● Task statement
List all lines of the data that include the string "JSON".

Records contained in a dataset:
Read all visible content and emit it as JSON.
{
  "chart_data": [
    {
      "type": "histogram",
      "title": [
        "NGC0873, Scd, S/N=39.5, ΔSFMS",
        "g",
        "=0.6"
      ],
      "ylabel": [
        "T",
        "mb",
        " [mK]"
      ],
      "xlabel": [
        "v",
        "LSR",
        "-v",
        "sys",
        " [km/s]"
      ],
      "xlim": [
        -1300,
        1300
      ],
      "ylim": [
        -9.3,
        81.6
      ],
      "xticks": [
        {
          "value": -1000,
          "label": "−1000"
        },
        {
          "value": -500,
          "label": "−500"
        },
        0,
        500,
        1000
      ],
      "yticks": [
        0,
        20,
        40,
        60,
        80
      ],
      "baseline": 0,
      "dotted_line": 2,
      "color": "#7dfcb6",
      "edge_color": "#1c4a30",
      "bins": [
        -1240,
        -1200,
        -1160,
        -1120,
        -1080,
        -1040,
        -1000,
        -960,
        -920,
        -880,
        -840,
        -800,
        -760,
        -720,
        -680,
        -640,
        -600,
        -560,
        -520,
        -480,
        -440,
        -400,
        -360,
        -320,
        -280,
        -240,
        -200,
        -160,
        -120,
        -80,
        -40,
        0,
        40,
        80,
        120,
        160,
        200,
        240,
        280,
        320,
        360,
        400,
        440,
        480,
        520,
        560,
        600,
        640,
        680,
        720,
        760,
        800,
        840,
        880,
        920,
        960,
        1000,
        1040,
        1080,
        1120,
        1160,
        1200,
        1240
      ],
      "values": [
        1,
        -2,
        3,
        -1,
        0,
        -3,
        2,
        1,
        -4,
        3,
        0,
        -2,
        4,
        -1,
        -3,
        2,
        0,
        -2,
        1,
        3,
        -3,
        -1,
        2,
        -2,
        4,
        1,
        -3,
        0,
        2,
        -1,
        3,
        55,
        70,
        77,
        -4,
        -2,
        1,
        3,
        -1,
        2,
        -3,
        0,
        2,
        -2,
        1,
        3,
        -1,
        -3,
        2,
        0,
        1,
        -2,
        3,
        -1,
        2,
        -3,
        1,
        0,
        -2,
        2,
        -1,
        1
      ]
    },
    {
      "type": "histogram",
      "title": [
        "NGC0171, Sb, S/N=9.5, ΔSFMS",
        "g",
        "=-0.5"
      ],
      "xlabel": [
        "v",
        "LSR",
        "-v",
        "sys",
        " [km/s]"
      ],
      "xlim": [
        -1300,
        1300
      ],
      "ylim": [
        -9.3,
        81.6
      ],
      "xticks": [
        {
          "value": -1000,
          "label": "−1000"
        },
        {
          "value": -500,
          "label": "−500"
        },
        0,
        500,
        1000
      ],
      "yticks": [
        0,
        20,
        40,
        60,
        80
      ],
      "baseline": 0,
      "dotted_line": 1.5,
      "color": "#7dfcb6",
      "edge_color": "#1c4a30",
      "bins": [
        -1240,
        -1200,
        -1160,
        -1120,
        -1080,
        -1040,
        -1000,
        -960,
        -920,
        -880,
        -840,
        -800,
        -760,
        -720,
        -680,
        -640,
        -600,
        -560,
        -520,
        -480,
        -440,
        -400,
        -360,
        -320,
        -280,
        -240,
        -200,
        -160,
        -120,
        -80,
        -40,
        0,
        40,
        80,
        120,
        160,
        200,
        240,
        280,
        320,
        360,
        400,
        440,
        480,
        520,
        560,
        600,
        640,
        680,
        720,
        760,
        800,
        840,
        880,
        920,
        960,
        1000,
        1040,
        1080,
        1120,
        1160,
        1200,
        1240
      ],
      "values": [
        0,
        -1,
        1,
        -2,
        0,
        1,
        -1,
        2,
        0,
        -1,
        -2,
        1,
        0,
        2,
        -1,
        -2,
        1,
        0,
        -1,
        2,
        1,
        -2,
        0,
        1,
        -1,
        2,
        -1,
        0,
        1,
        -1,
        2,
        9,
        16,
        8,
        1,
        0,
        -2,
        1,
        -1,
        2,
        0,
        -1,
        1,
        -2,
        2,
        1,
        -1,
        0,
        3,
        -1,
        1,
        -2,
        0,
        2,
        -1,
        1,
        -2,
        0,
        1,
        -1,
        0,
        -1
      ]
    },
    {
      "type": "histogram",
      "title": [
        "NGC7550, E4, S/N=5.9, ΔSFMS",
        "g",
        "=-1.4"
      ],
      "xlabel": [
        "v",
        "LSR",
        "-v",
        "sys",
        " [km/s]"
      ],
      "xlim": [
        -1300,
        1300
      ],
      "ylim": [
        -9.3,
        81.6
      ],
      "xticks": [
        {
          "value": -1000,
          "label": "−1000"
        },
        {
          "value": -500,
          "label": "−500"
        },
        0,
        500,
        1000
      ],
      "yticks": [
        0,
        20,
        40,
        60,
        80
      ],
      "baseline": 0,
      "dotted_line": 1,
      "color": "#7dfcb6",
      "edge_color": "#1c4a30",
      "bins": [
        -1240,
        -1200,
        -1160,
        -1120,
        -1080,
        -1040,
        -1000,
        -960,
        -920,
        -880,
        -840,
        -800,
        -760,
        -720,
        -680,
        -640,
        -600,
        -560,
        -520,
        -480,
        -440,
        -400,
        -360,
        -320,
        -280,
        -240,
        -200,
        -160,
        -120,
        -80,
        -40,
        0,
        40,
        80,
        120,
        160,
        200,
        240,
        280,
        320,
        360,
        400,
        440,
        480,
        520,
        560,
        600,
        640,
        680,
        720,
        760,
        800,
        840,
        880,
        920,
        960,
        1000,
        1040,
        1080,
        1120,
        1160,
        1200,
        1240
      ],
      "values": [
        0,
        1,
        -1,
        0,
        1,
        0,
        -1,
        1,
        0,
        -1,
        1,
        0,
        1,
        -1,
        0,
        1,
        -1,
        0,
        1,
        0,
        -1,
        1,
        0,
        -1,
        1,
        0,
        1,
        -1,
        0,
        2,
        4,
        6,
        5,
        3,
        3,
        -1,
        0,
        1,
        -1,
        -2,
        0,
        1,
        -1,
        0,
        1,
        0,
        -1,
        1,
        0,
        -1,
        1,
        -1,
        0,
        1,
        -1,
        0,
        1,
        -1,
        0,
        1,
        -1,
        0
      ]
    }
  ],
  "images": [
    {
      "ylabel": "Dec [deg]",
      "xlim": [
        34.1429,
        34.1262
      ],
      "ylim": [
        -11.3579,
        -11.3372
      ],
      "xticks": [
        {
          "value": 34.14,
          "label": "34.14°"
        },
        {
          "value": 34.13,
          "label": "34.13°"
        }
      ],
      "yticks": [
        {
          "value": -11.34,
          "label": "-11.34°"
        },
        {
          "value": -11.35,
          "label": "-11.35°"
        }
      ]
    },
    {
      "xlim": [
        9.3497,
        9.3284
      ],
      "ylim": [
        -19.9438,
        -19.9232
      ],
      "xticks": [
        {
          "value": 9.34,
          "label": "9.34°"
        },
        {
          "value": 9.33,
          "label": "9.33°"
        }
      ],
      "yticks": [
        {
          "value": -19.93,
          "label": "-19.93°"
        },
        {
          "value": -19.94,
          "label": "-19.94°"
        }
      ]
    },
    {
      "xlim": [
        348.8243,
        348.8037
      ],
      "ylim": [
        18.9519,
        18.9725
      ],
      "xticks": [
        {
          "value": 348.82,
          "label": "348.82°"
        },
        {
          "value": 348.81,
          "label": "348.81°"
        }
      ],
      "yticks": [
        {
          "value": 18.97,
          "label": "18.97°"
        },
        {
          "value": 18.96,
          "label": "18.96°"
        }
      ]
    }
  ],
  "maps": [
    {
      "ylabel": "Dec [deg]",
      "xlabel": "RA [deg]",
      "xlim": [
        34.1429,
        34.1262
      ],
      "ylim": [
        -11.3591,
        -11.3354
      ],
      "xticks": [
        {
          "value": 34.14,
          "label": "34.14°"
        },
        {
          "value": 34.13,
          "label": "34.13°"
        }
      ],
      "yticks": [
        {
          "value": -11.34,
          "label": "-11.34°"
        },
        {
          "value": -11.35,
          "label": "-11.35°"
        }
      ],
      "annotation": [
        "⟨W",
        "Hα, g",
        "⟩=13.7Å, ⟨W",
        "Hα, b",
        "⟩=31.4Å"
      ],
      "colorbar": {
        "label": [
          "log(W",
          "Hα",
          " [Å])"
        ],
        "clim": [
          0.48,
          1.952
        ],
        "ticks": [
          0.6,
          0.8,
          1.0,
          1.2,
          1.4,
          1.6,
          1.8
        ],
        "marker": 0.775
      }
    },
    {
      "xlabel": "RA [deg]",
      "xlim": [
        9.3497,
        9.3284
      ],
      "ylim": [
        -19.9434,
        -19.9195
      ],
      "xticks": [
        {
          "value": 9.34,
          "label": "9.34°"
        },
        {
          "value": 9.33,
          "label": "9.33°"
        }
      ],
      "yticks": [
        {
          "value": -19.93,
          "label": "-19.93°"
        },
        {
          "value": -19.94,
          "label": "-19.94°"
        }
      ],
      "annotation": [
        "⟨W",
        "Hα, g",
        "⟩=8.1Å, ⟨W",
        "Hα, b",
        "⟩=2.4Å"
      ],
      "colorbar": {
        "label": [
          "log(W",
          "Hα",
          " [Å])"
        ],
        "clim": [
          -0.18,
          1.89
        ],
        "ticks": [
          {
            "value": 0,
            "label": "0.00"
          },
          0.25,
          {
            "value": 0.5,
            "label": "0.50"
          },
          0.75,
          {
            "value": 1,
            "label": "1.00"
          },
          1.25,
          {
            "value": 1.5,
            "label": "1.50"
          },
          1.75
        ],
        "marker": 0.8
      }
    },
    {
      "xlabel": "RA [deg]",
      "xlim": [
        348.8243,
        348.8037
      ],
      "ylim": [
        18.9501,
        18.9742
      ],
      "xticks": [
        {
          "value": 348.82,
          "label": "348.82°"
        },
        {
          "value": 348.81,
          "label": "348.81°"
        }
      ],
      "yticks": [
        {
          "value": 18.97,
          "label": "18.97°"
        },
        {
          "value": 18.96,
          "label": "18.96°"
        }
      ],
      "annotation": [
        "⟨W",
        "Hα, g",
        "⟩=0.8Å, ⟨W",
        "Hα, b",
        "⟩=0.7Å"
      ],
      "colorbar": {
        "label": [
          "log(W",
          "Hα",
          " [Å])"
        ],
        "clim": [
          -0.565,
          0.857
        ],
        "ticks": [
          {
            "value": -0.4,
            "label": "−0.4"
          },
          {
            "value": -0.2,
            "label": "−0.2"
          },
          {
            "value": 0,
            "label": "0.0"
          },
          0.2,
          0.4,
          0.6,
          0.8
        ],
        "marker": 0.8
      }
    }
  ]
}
==
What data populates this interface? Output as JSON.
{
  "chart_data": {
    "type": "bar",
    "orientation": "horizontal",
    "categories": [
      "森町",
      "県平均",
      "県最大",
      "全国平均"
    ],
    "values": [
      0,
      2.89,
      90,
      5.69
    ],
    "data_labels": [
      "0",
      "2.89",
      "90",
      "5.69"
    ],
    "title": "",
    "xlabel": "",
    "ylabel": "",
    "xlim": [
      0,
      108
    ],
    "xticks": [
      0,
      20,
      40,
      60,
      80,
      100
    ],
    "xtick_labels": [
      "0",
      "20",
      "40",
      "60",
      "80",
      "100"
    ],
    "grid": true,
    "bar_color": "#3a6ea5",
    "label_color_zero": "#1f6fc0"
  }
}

● Response
Read all visible content and emit it as JSON.
What data populates this interface? Output as JSON.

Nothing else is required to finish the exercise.